## To be done
Look through the data below. Collect every line where the word "submit" occurs.

## Record list
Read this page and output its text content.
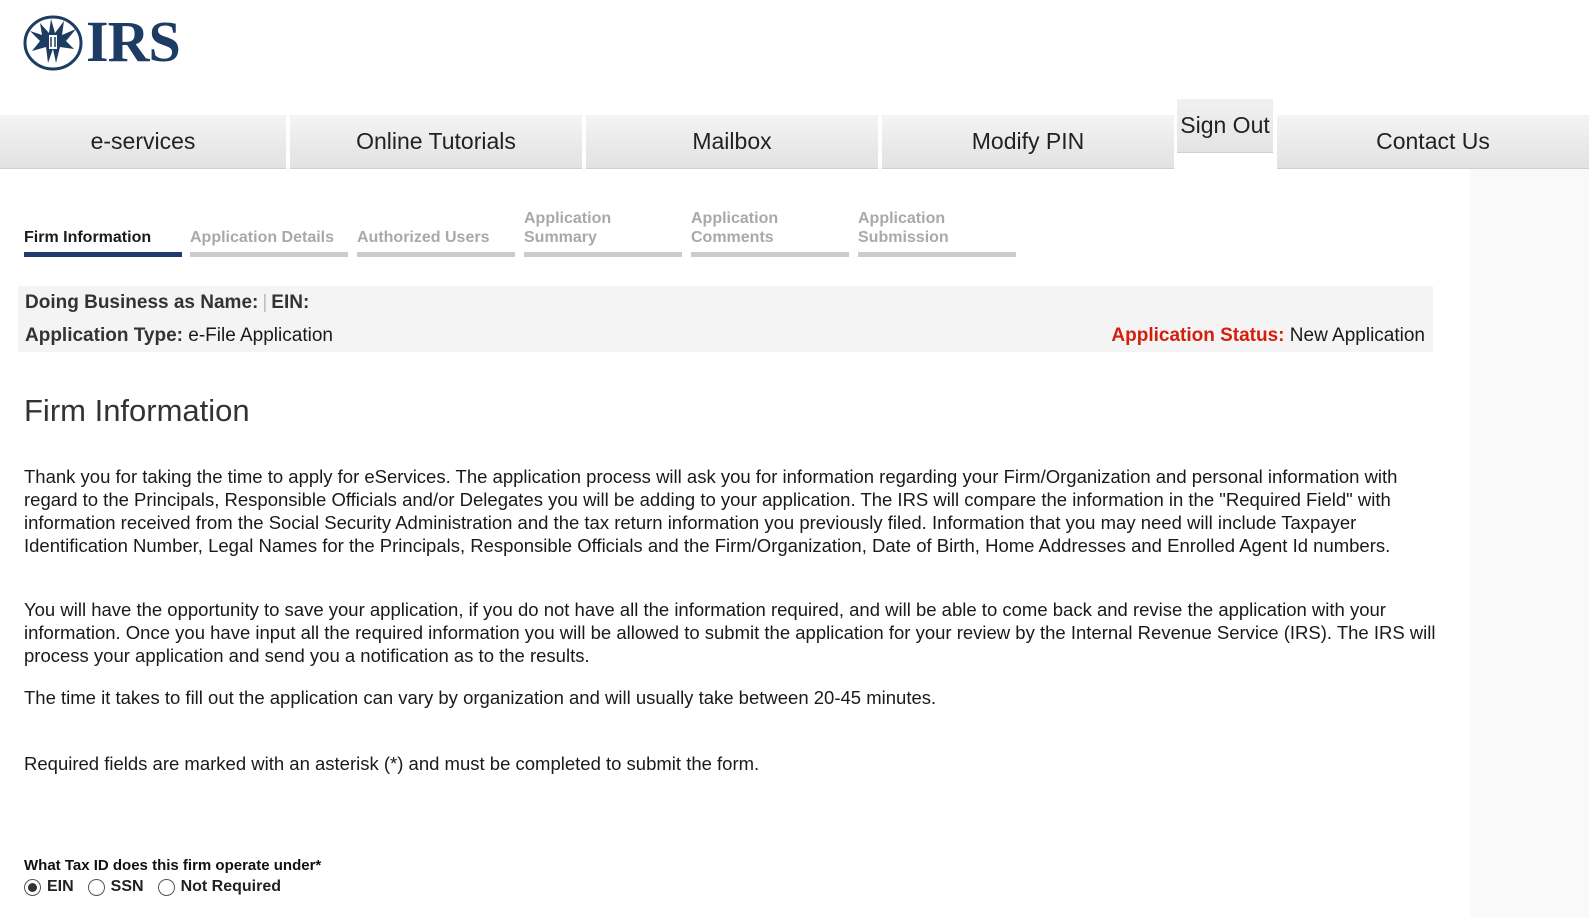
IRS
e-services	Online Tutorials	Mailbox	Modify PIN
Sign Out
Contact Us
Firm Information Application Details Authorized Users
Application
Summary
Application
Comments
Application
Submission
Doing Business as Name: | EIN:
Application Type: e-File Application	Application Status: New Application
Firm Information

Thank you for taking the time to apply for eServices. The application process will ask you for information regarding your Firm/Organization and personal information with regard to the Principals, Responsible Officials and/or Delegates you will be adding to your application. The IRS will compare the information in the "Required Field" with information received from the Social Security Administration and the tax return information you previously filed. Information that you may need will include Taxpayer Identification Number, Legal Names for the Principals, Responsible Officials and the Firm/Organization, Date of Birth, Home Addresses and Enrolled Agent Id numbers.

You will have the opportunity to save your application, if you do not have all the information required, and will be able to come back and revise the application with your information. Once you have input all the required information you will be allowed to submit the application for your review by the Internal Revenue Service (IRS). The IRS will process your application and send you a notification as to the results.

The time it takes to fill out the application can vary by organization and will usually take between 20-45 minutes.

Required fields are marked with an asterisk (*) and must be completed to submit the form.

What Tax ID does this firm operate under*
EIN SSN Not Required
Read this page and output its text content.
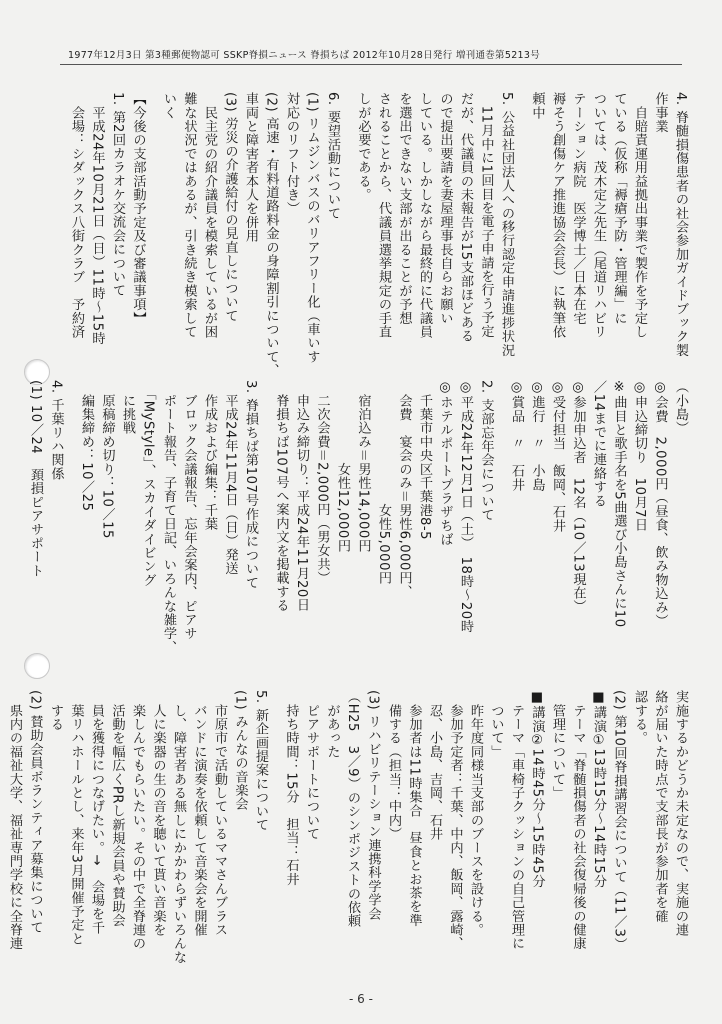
1977年12月3日 第3種郵便物認可 SSKP脊損ニュース 脊損ちば 2012年10月28日発行 増刊通巻第5213号
4. 脊髄損傷患者の社会参加ガイドブック製
作事業
　自賠責運用益拠出事業で製作を予定し
ている（仮称「褥瘡予防・管理編」に
ついては、茂木定之先生（尾道リハビリ
テーション病院　医学博士／日本在宅
褥そう創傷ケア推進協会会長）に執筆依
頼中
5. 公益社団法人への移行認定申請進捗状況
　11月中に1回目を電子申請を行う予定
だが、代議員の未報告が15支部ほどある
ので提出要請を妻屋理事長自らお願い
している。しかしながら最終的に代議員
を選出できない支部が出ることが予想
されることから、代議員選挙規定の手直
しが必要である。
6. 要望活動について
(1) リムジンバスのバリアフリー化（車いす
対応のリフト付き）
(2) 高速・有料道路料金の身障割引について、
車両と障害者本人を併用
(3) 労災の介護給付の見直しについて
　民主党の紹介議員を模索しているが困
難な状況ではあるが、引き続き模索して
いく
【今後の支部活動予定及び審議事項】
1. 第2回カラオケ交流会について
　平成24年10月21日（日）11時～15時
　会場：シダックス八街クラブ　予約済
（小島）
◎会費　2,000円（昼食、飲み物込み）
◎申込締切り　10月7日
※曲目と歌手名を5曲選び小島さんに10
／14までに連絡する
◎参加申込者　12名（10／13現在）
◎受付担当　飯岡、石井
◎進行　〃　小島
◎賞品　〃　石井
2. 支部忘年会について
◎平成24年12月1日（土）　18時～20時
◎ホテルポートプラザちば
　千葉市中央区千葉港8-5
　会費　宴会のみ＝男性6,000円、
　　　　　　　　　女性5,000円
　宿泊込み＝男性14,000円
　　　　　　女性12,000円
　二次会費＝2,000円（男女共）
　申込み締切り：平成24年11月20日
　脊損ちば107号へ案内文を掲載する
3. 脊損ちば第107号作成について
　平成24年11月4日（日）発送
　作成および編集：千葉
　ブロック会議報告、忘年会案内、ピアサ
　ポート報告、子育て日記、いろんな雑学、
　「MyStyle」、スカイダイビング
　に挑戦
　原稿締め切り：10／15
　編集締め：10／25
4. 千葉リハ関係
(1) 10／24　頚損ピアサポート
実施するかどうか未定なので、実施の連
絡が届いた時点で支部長が参加者を確
認する。
(2) 第10回脊損講習会について（11／3）
■講演①13時15分～14時15分
　テーマ「脊髄損傷者の社会復帰後の健康
　管理について」
■講演②14時45分～15時45分
　テーマ「車椅子クッションの自己管理に
　ついて」
　昨年度同様当支部のブースを設ける。
　参加予定者：千葉、中内、飯岡、露崎、
　忍、小島、吉岡、石井
　参加者は11時集合　昼食とお茶を準
　備する（担当：中内）
(3) リハビリテーション連携科学学会
（H25　3／9）のシンポジストの依頼
　があった
　ピアサポートについて
　持ち時間：15分　担当：石井
5. 新企画提案について
(1) みんなの音楽会
　市原市で活動しているママさんブラス
　バンドに演奏を依頼して音楽会を開催
　し、障害者ある無しにかかわらずいろんな
　人に楽器の生の音を聴いて貰い音楽を
　楽しんでもらいたい。その中で全脊連の
　活動を幅広くPRし新規会員や賛助会
　員を獲得につなげたい。→　会場を千
　葉リハホールとし、来年3月開催予定と
　する
(2) 賛助会員ボランティア募集について
　県内の福祉大学、福祉専門学校に全脊連
- 6 -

## Exercise answer
You will have the opportunity to save your application, if you do not have all the information required, and will be able to come back and revise the application with your information. Once you have input all the required information you will be allowed to submit the application for your review by the Internal Revenue Service (IRS). The IRS will process your application and send you a notification as to the results.
Required fields are marked with an asterisk (*) and must be completed to submit the form.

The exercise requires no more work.